→ TO DO
Keep the pictures out and restate every record exactly.

■ ■ ■ ■ ■

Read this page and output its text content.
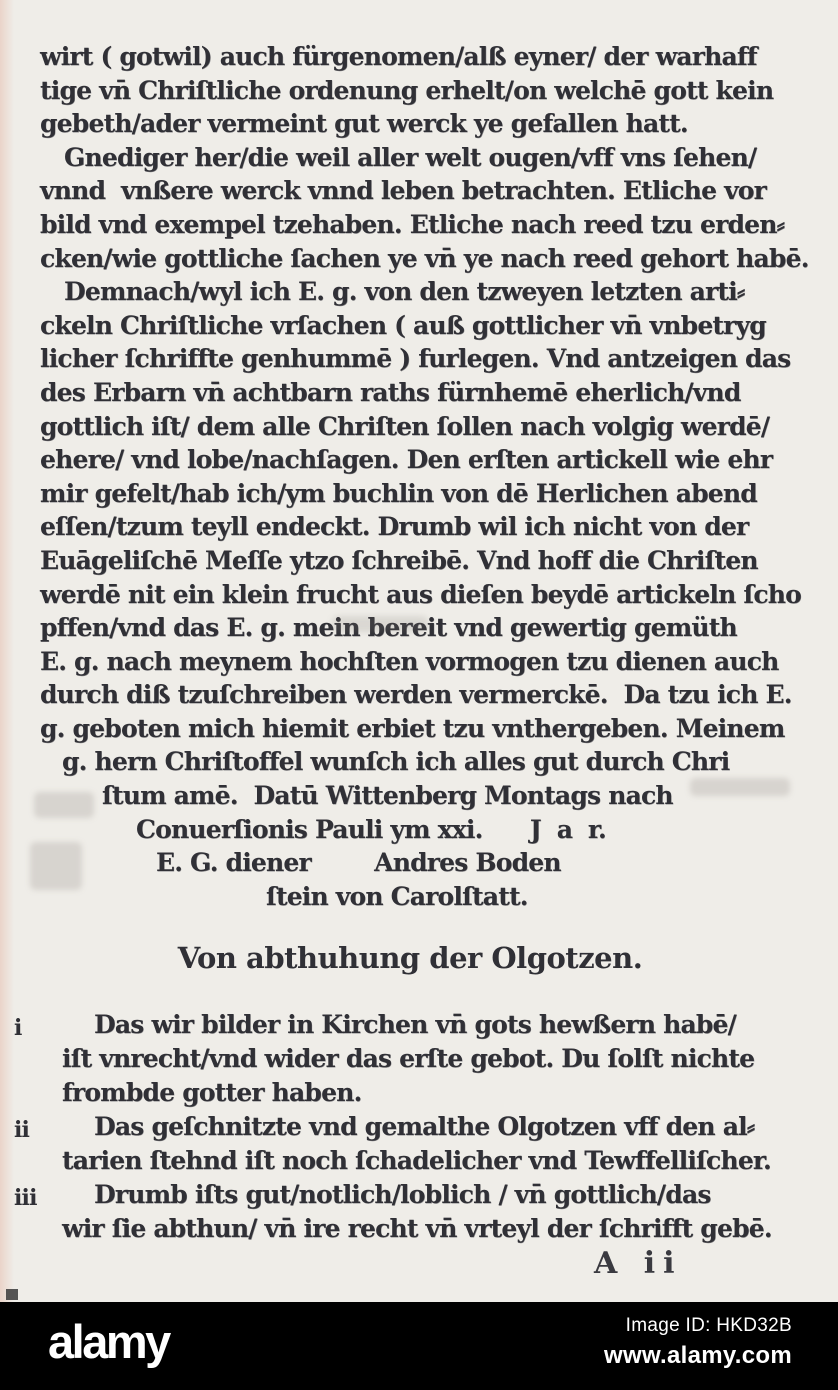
wirt ( gotwil) auch fürgenomen/alß eyner/ der warhaff
tige vn̄ Chriſtliche ordenung erhelt/on welchē gott kein
gebeth/ader vermeint gut werck ye gefallen hatt.
Gnediger her/die weil aller welt ougen/vff vns ſehen/
vnnd  vnßere werck vnnd leben betrachten. Etliche vor
bild vnd exempel tzehaben. Etliche nach reed tzu erden⸗
cken/wie gottliche ſachen ye vn̄ ye nach reed gehort habē.
Demnach/wyl ich E. g. von den tzweyen letzten arti⸗
ckeln Chriſtliche vrſachen ( auß gottlicher vn̄ vnbetryg
licher ſchriffte genhummē ) furlegen. Vnd antzeigen das
des Erbarn vn̄ achtbarn raths fürnhemē eherlich/vnd
gottlich iſt/ dem alle Chriſten ſollen nach volgig werdē/
ehere/ vnd lobe/nachſagen. Den erſten artickell wie ehr
mir gefelt/hab ich/ym buchlin von dē Herlichen abend
eſſen/tzum teyll endeckt. Drumb wil ich nicht von der
Euāgeliſchē Meſſe ytzo ſchreibē. Vnd hoff die Chriſten
werdē nit ein klein frucht aus dieſen beydē artickeln ſcho
pffen/vnd das E. g. mein bereit vnd gewertig gemüth
E. g. nach meynem hochſten vormogen tzu dienen auch
durch diß tzuſchreiben werden vermerckē.  Da tzu ich E.
g. geboten mich hiemit erbiet tzu vnthergeben. Meinem
g. hern Chriſtoffel wunſch ich alles gut durch Chri
ſtum amē.  Datū Wittenberg Montags nach
Conuerſionis Pauli ym xxi.      J  a  r.
E. G. diener        Andres Boden
ſtein von Carolſtatt.
Von abthuhung der Olgotzen.
i	Das wir bilder in Kirchen vn̄ gots hewßern habē/
iſt vnrecht/vnd wider das erſte gebot. Du ſolſt nichte
frombde gotter haben.
ii	Das geſchnitzte vnd gemalthe Olgotzen vff den al⸗
tarien ſtehnd iſt noch ſchadelicher vnd Tewffelliſcher.
iii	Drumb iſts gut/notlich/loblich / vn̄ gottlich/das
wir ſie abthun/ vn̄ ire recht vn̄ vrteyl der ſchrifft gebē.
A ii
alamy	Image ID: HKD32B
www.alamy.com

■ ■ ■ ■ ■

→ EXPECTED OUTPUT
Read this page and output its text content.
wirt ( gotwil) auch fürgenomen/alß eyner/ der warhaff
tige vn̄ Chriſtliche ordenung erhelt/on welchē gott kein
gebeth/ader vermeint gut werck ye gefallen hatt.
Gnediger her/die weil aller welt ougen/vff vns ſehen/
vnnd  vnßere werck vnnd leben betrachten. Etliche vor
bild vnd exempel tzehaben. Etliche nach reed tzu erden⸗
cken/wie gottliche ſachen ye vn̄ ye nach reed gehort habē.
Demnach/wyl ich E. g. von den tzweyen letzten arti⸗
ckeln Chriſtliche vrſachen ( auß gottlicher vn̄ vnbetryg
licher ſchriffte genhummē ) furlegen. Vnd antzeigen das
des Erbarn vn̄ achtbarn raths fürnhemē eherlich/vnd
gottlich iſt/ dem alle Chriſten ſollen nach volgig werdē/
ehere/ vnd lobe/nachſagen. Den erſten artickell wie ehr
mir gefelt/hab ich/ym buchlin von dē Herlichen abend
eſſen/tzum teyll endeckt. Drumb wil ich nicht von der
Euāgeliſchē Meſſe ytzo ſchreibē. Vnd hoff die Chriſten
werdē nit ein klein frucht aus dieſen beydē artickeln ſcho
pffen/vnd das E. g. mein bereit vnd gewertig gemüth
E. g. nach meynem hochſten vormogen tzu dienen auch
durch diß tzuſchreiben werden vermerckē.  Da tzu ich E.
g. geboten mich hiemit erbiet tzu vnthergeben. Meinem
g. hern Chriſtoffel wunſch ich alles gut durch Chri
ſtum amē.  Datū Wittenberg Montags nach
Conuerſionis Pauli ym xxi.      J  a  r.
E. G. diener        Andres Boden
ſtein von Carolſtatt.
Von abthuhung der Olgotzen.
i	Das wir bilder in Kirchen vn̄ gots hewßern habē/
iſt vnrecht/vnd wider das erſte gebot. Du ſolſt nichte
frombde gotter haben.
ii	Das geſchnitzte vnd gemalthe Olgotzen vff den al⸗
tarien ſtehnd iſt noch ſchadelicher vnd Tewffelliſcher.
iii	Drumb iſts gut/notlich/loblich / vn̄ gottlich/das
wir ſie abthun/ vn̄ ire recht vn̄ vrteyl der ſchrifft gebē.
A ii
alamy	Image ID: HKD32B
www.alamy.com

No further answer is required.